- Exercise brief
Give the count of lines in the data that include "RESERVAS", with no other words.

** begin Record set **

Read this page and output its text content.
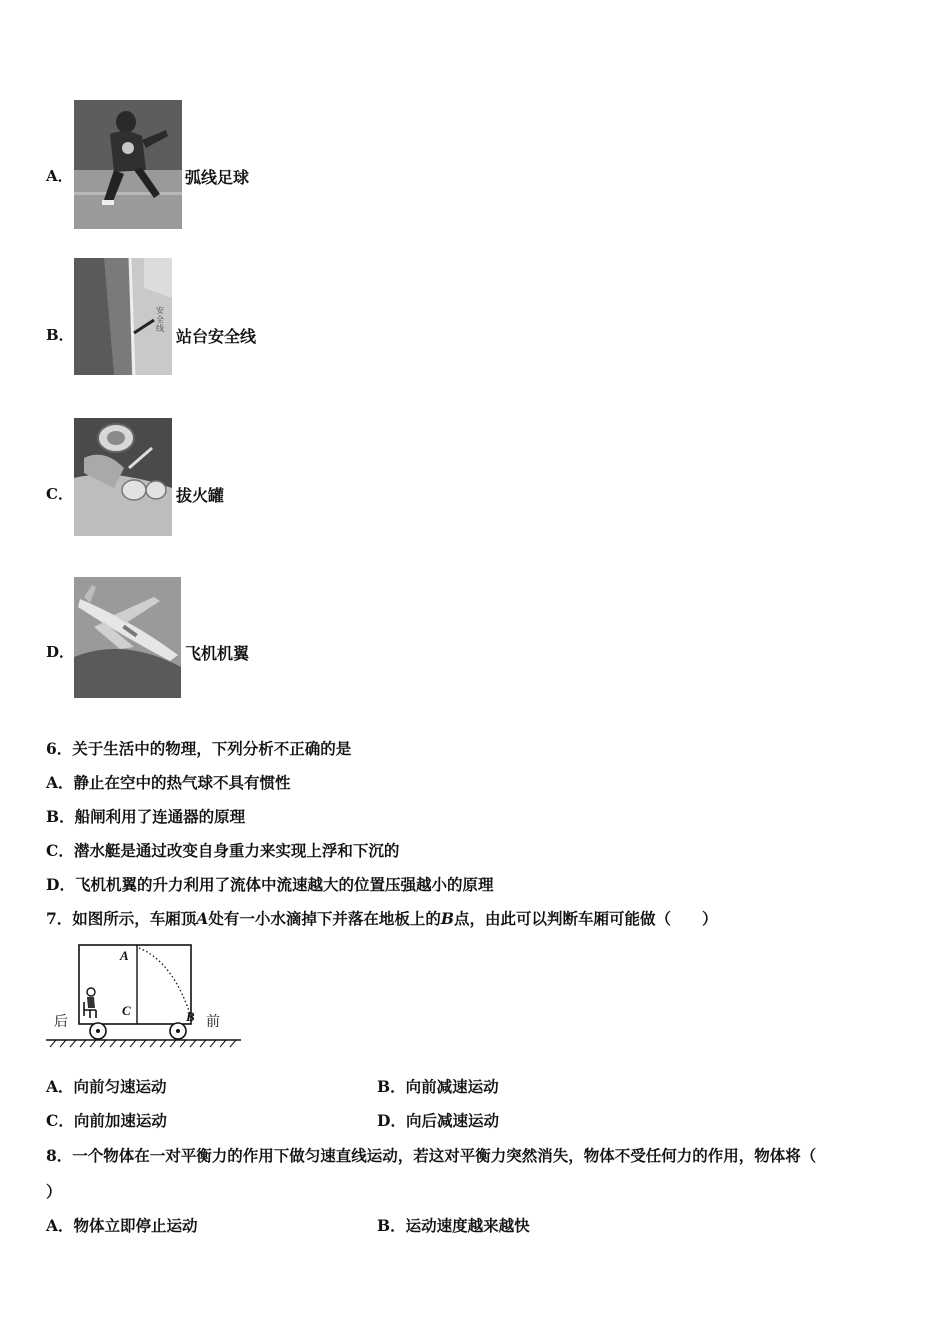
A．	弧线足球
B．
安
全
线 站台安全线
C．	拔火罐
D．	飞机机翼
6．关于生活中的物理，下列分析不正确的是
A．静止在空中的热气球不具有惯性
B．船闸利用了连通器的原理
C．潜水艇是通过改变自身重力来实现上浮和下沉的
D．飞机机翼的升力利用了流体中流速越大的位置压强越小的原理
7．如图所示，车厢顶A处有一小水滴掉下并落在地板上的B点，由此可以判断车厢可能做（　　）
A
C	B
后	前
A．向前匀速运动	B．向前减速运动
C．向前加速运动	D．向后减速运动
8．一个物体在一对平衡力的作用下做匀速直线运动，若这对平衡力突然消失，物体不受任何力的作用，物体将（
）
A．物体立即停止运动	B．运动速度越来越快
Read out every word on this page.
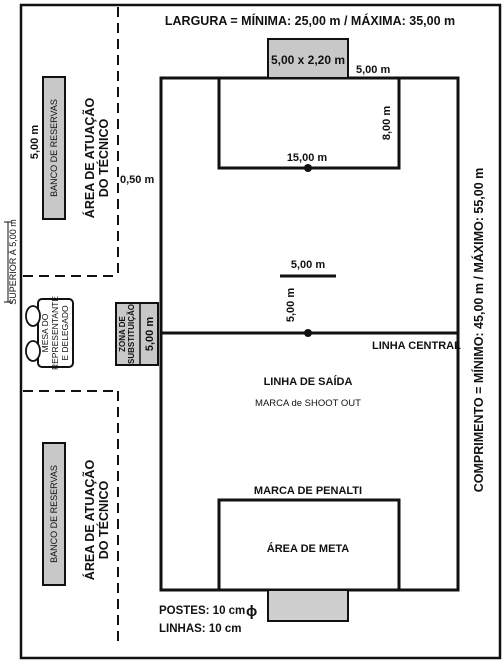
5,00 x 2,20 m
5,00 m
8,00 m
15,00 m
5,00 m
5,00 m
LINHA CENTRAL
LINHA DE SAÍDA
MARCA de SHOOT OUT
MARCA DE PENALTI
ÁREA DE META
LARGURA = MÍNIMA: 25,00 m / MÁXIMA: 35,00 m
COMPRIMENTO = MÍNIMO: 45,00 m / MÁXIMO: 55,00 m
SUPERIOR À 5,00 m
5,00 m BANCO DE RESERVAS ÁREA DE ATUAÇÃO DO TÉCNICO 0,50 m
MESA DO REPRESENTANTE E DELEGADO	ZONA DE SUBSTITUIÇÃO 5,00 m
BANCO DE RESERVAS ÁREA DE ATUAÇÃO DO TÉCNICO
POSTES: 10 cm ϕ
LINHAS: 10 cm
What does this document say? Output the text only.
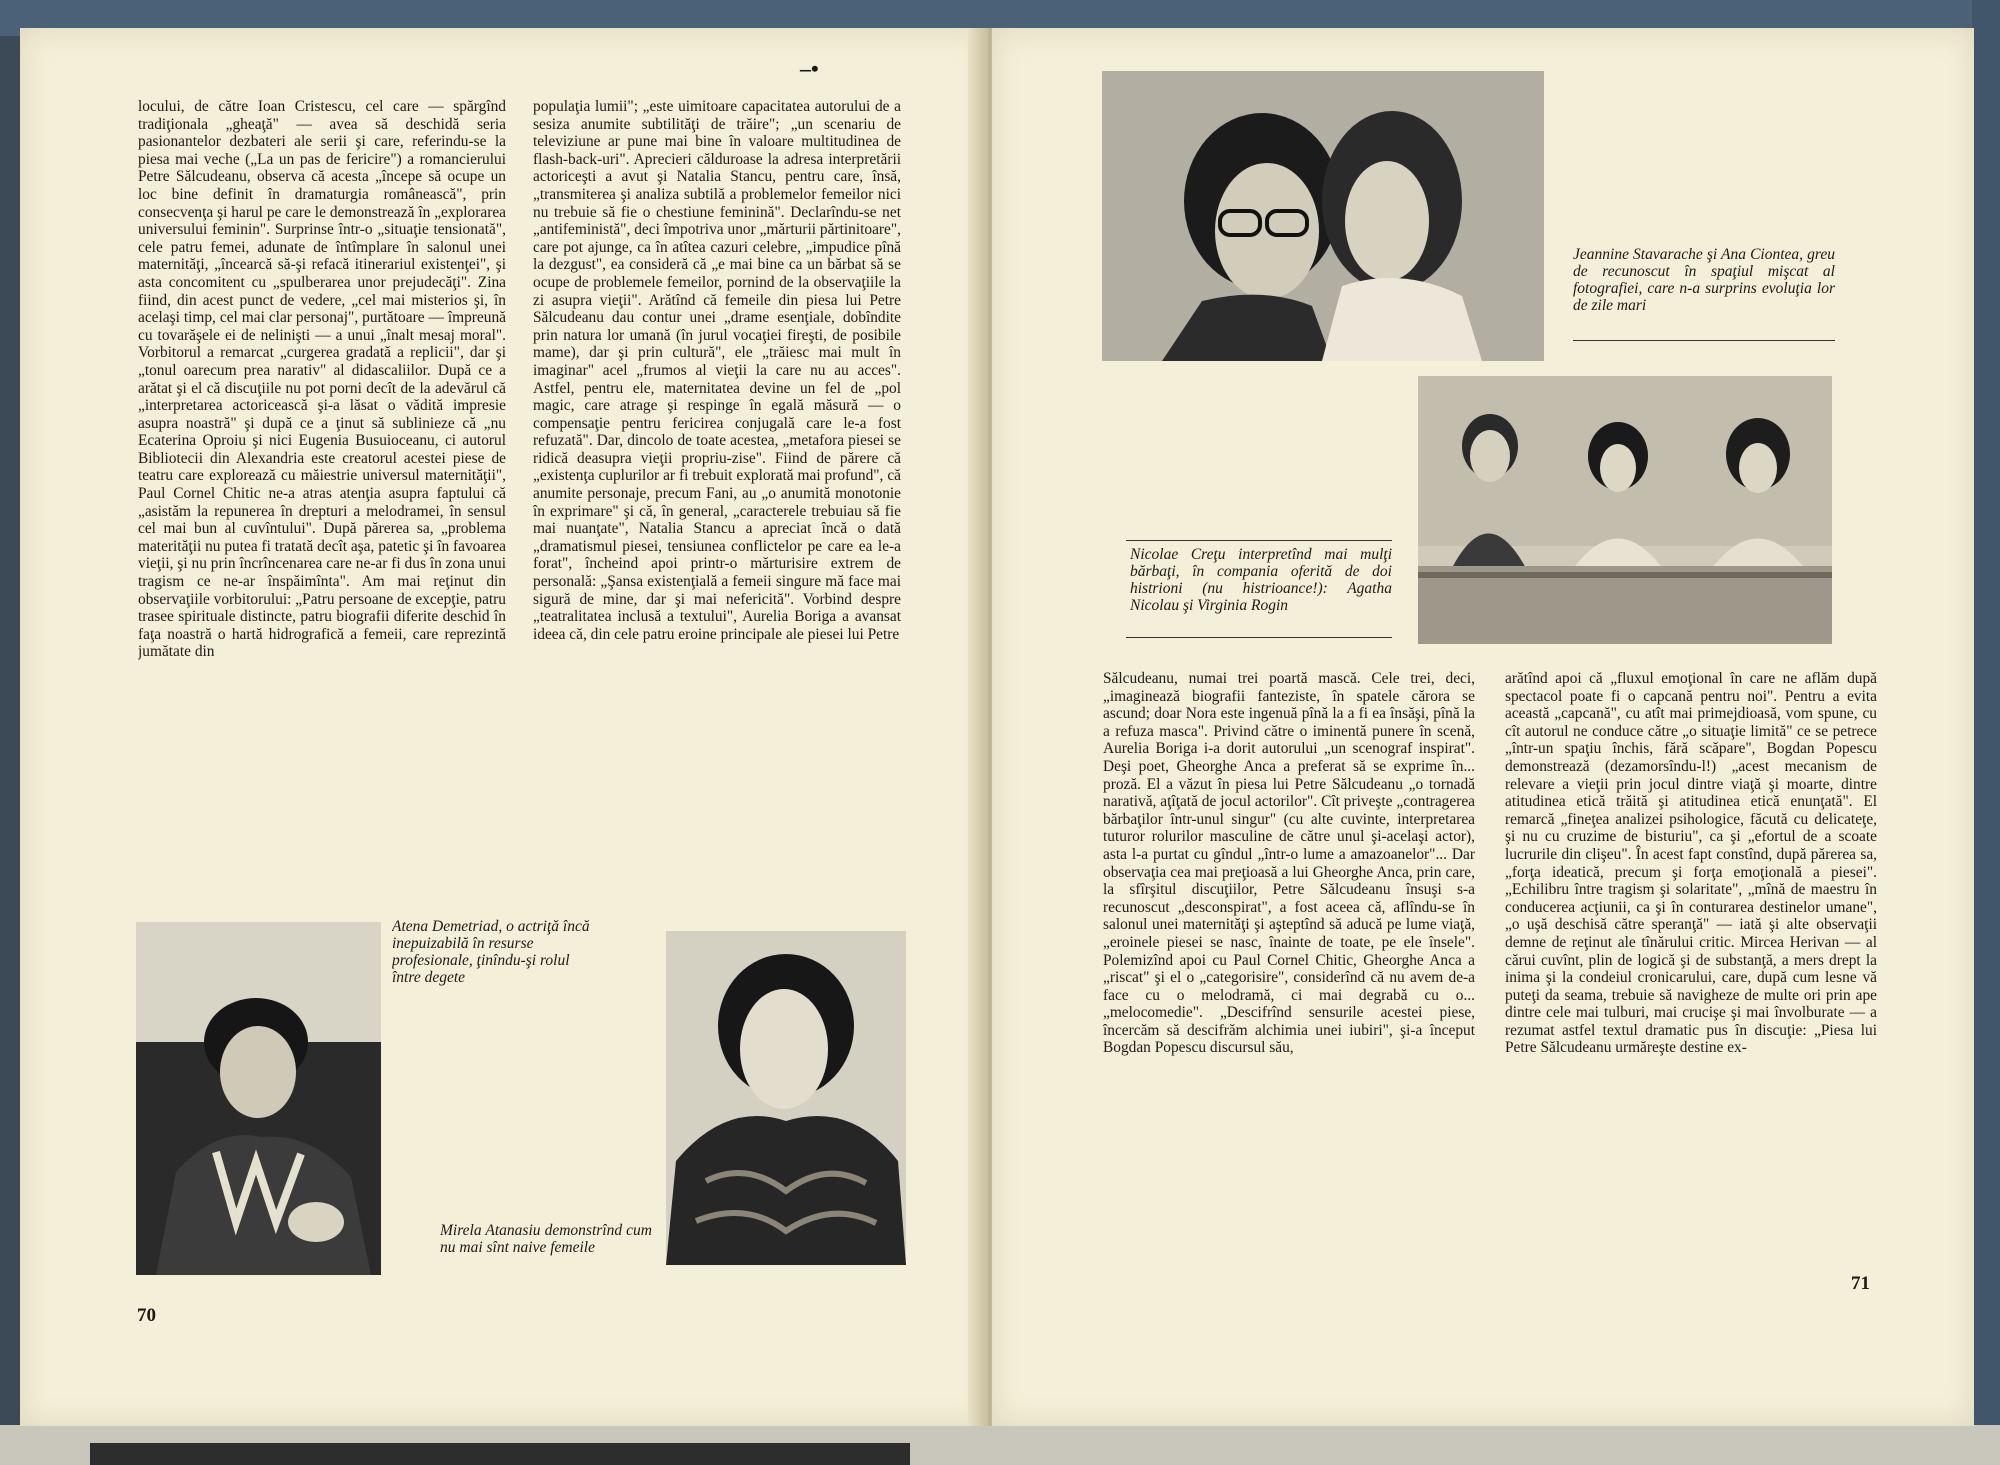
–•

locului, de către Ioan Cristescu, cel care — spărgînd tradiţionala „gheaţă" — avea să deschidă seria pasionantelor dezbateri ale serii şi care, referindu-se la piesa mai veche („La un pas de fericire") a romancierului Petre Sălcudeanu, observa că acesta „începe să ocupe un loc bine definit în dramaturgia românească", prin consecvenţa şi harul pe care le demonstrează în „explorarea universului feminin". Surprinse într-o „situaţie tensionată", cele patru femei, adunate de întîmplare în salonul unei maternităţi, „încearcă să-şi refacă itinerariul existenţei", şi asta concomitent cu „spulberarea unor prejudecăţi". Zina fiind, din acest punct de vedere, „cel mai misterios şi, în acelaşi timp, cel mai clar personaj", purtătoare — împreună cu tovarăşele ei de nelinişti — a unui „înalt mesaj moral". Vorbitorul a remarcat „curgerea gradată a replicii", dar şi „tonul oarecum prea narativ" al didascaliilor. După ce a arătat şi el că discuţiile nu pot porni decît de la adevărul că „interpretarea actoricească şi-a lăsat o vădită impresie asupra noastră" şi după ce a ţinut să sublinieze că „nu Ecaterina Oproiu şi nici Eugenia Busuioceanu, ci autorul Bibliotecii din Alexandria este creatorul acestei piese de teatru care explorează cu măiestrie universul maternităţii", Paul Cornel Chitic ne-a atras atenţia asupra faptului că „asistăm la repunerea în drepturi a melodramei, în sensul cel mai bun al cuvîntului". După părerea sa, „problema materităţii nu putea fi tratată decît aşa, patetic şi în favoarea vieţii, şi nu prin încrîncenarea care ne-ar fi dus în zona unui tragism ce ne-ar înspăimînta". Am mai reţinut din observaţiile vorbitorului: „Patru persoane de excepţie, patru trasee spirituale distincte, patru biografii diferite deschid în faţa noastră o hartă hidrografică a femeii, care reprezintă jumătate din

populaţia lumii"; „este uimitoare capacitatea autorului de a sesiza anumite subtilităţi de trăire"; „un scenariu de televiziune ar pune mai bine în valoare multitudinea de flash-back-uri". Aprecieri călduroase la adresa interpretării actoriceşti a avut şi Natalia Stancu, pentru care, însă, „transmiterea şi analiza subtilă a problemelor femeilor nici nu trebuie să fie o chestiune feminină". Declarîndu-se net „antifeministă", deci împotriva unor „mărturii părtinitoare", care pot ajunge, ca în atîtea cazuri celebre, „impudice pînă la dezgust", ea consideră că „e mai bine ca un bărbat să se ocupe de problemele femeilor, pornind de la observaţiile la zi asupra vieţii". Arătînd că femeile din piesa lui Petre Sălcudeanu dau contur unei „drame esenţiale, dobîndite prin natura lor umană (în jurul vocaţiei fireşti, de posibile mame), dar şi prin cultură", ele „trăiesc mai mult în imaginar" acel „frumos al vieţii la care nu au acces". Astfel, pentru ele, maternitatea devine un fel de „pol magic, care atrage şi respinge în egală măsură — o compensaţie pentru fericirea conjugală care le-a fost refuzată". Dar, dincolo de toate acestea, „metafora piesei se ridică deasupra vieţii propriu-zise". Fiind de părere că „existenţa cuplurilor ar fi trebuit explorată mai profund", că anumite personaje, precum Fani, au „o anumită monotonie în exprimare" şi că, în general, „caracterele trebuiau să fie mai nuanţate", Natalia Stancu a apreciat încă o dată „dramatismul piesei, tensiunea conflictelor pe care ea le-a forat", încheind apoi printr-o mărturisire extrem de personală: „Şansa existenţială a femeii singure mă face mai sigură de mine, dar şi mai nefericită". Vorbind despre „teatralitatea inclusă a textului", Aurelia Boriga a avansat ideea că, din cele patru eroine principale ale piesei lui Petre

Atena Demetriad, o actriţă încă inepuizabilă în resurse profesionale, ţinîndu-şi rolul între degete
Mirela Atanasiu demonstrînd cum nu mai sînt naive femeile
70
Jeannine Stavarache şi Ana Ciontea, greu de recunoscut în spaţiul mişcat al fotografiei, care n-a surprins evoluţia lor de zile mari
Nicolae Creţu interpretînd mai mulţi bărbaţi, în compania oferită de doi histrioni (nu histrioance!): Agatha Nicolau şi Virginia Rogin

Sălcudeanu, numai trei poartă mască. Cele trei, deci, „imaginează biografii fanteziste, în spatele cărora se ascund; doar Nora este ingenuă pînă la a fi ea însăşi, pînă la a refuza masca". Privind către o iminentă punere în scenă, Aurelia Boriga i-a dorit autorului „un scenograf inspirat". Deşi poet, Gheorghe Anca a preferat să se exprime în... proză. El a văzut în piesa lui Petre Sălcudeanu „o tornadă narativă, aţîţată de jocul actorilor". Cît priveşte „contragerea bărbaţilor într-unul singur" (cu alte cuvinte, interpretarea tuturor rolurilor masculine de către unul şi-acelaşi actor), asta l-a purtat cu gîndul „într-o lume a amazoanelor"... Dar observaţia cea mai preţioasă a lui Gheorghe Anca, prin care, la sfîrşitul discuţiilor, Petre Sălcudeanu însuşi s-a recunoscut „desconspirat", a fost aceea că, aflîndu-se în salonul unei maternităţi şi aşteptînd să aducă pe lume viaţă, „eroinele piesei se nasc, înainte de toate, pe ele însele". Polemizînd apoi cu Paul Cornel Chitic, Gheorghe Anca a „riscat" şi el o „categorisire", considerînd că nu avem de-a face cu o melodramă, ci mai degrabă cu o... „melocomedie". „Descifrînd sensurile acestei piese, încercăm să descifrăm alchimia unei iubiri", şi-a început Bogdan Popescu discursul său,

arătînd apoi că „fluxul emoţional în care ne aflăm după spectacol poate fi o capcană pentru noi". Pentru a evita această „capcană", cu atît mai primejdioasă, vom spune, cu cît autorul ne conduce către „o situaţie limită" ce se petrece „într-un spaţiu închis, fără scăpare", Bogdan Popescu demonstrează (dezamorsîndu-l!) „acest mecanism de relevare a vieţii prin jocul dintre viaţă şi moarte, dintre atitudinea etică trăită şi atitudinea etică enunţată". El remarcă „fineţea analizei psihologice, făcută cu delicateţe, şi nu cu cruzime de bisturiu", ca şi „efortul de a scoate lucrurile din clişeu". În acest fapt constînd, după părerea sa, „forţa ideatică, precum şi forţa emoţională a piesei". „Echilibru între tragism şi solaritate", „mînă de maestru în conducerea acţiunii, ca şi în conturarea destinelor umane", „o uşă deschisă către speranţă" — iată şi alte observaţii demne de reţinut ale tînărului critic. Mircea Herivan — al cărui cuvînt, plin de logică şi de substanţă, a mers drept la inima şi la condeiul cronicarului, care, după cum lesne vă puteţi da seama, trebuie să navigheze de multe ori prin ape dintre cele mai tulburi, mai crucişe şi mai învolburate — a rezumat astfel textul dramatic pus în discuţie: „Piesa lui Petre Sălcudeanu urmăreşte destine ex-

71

** end Record set **

- Response for this exercise
2